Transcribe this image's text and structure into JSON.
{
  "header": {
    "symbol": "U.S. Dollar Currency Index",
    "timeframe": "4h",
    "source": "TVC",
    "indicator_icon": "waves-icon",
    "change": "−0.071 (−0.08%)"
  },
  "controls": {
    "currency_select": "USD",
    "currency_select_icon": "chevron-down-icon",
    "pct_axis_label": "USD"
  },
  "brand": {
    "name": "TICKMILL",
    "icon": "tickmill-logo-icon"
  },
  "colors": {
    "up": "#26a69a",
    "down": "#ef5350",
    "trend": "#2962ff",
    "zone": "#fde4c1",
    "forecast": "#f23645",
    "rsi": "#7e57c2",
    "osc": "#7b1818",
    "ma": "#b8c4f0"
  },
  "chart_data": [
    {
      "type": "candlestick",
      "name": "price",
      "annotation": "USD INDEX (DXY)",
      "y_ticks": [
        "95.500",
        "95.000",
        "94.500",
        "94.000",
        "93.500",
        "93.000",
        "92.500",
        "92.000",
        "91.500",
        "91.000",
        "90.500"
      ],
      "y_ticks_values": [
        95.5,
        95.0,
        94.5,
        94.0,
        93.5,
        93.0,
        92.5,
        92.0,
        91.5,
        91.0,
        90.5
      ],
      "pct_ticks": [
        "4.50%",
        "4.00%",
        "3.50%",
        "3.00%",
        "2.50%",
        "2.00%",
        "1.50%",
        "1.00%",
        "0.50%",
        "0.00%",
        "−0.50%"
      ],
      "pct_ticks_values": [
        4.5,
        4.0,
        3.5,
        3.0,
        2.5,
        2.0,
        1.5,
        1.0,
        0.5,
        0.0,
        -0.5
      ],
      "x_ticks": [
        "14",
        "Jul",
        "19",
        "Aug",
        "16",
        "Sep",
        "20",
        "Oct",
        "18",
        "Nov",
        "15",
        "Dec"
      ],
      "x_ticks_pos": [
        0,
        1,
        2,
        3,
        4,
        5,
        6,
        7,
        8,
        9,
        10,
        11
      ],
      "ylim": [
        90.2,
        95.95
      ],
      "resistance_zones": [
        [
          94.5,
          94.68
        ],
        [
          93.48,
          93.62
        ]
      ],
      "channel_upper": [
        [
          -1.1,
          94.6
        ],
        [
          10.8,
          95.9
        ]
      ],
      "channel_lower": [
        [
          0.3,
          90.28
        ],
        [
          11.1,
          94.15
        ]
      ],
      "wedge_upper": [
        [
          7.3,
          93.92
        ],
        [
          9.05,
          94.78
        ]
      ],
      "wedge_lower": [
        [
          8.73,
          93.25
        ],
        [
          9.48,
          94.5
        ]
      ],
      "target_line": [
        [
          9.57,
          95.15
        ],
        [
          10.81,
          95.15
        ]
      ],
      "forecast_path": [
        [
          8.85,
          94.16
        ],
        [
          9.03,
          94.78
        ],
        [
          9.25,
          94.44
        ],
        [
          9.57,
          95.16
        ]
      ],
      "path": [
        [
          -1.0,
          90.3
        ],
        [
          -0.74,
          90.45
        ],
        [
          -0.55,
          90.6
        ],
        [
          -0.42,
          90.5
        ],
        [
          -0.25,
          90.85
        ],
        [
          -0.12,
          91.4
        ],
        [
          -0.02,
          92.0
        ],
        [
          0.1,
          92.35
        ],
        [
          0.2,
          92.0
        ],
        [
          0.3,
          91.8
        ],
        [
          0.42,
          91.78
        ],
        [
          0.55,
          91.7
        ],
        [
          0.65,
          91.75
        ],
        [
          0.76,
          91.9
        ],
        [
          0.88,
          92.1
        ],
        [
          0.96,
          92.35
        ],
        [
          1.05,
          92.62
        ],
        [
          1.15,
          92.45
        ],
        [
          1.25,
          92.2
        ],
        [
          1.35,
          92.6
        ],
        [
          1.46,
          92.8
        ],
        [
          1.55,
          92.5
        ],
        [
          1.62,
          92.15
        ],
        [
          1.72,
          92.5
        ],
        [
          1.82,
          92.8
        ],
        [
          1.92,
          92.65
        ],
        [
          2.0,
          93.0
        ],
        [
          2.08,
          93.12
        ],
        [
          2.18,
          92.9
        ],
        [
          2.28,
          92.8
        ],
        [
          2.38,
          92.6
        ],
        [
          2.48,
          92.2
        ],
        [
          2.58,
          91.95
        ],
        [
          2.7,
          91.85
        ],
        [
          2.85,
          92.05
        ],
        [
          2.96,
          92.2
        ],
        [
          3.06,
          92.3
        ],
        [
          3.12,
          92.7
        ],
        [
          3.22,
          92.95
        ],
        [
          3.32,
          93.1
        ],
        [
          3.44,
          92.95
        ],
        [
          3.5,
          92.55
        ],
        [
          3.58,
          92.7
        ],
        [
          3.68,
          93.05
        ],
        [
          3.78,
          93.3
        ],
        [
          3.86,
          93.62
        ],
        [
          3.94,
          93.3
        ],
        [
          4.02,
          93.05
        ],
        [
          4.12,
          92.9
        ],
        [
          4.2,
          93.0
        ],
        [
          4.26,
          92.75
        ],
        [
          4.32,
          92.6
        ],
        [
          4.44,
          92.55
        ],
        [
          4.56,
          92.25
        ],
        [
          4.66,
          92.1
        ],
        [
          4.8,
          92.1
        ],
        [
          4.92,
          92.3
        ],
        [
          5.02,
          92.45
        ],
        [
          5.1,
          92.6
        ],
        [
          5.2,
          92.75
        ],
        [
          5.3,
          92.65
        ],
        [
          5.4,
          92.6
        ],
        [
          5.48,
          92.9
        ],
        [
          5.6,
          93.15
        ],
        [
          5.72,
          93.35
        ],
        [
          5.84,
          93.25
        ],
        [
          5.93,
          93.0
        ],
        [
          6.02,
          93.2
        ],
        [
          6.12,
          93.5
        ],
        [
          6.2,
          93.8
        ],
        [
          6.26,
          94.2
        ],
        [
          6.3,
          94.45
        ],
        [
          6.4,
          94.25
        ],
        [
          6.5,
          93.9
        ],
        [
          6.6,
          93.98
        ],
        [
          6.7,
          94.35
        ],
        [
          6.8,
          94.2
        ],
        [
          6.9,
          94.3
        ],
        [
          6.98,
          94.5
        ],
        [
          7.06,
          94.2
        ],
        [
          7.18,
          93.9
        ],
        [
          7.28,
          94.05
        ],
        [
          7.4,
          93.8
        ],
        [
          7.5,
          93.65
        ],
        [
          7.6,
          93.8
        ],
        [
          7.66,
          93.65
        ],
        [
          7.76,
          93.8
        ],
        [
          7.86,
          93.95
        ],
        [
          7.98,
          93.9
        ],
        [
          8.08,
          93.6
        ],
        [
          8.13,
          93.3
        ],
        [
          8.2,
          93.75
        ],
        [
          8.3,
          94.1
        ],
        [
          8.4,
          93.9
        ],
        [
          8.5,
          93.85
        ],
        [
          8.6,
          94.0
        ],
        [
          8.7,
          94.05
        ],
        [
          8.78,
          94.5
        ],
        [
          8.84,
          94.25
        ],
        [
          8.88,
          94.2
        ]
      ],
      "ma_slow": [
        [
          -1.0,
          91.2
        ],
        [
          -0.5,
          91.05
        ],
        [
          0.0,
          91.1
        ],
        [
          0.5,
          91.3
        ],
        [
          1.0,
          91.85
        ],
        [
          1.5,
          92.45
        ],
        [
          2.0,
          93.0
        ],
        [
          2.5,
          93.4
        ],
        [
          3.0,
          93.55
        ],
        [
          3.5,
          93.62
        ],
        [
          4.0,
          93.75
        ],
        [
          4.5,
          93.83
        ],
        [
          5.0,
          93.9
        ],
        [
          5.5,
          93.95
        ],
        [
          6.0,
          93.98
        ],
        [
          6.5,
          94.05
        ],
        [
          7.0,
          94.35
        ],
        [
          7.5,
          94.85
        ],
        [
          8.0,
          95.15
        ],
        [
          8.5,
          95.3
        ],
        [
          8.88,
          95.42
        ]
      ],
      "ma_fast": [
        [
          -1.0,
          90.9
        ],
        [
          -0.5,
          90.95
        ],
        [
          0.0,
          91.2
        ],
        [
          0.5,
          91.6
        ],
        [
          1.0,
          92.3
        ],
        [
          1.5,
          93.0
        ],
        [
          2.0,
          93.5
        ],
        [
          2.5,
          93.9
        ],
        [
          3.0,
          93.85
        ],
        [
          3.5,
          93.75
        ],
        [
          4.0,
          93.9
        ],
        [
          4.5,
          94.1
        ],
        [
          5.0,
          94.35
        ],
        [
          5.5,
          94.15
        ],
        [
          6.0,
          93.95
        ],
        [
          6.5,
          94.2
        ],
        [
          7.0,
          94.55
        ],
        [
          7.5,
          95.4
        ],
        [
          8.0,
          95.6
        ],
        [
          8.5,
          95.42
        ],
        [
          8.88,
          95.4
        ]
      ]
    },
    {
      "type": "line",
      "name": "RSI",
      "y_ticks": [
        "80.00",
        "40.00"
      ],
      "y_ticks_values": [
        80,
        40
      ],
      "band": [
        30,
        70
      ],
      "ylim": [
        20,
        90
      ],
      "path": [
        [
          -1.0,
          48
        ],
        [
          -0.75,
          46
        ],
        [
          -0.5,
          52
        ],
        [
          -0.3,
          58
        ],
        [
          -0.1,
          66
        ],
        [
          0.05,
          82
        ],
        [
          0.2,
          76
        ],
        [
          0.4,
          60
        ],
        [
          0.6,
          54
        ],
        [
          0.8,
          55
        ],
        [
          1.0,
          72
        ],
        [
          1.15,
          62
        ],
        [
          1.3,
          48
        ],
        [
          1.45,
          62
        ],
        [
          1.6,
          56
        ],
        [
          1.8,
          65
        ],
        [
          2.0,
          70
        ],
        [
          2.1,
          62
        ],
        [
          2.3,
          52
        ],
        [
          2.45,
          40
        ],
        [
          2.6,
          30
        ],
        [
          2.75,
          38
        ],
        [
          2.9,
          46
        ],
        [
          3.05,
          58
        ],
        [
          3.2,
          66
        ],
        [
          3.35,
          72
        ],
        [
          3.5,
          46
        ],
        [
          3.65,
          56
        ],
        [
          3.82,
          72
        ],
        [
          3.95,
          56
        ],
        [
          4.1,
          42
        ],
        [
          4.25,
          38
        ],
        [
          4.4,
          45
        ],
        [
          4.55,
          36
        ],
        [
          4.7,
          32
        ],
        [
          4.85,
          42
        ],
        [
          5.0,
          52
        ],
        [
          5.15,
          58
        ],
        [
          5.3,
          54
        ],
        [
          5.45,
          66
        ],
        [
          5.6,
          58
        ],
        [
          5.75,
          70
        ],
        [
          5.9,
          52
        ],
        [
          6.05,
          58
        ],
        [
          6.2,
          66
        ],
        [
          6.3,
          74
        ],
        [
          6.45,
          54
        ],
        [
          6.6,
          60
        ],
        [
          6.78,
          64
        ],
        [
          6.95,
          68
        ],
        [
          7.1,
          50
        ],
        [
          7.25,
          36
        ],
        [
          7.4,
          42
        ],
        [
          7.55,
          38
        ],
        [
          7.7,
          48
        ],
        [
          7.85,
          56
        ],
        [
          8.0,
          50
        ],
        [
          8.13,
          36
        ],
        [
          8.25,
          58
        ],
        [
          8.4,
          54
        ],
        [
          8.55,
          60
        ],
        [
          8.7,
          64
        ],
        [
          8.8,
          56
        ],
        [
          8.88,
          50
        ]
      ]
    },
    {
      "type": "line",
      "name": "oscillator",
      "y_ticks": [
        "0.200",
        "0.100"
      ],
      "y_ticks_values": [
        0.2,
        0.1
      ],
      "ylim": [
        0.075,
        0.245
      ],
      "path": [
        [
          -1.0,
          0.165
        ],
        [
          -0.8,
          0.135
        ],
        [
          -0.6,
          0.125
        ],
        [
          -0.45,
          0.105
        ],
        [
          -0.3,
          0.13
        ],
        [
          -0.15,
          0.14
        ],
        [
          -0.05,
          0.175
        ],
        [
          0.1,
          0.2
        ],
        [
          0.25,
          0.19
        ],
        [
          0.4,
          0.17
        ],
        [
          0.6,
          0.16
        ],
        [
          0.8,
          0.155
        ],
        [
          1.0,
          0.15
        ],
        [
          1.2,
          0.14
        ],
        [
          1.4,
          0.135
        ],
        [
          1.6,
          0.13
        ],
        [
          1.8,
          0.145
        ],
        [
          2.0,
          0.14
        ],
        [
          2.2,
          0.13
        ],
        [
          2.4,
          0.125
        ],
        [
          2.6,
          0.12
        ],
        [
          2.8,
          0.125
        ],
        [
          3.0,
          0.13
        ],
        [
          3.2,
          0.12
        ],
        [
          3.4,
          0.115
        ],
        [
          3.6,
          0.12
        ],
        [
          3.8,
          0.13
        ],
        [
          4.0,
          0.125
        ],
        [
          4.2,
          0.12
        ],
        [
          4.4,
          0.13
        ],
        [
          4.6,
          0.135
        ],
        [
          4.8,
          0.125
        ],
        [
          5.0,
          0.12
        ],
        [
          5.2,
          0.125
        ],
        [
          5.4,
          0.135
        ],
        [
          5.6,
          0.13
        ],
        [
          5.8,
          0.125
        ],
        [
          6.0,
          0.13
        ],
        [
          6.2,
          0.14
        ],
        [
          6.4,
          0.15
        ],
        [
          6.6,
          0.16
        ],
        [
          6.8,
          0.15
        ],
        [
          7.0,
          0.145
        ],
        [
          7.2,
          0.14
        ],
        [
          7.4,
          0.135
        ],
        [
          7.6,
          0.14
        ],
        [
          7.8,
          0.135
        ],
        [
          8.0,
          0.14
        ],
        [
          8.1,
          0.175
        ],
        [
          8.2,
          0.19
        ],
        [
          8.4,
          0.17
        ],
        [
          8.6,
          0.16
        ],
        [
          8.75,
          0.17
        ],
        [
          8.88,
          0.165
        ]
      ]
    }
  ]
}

------------------------------------------------

● Your instructions
Output nothing but the number of lines in the data containing the string "icon".

● Result
3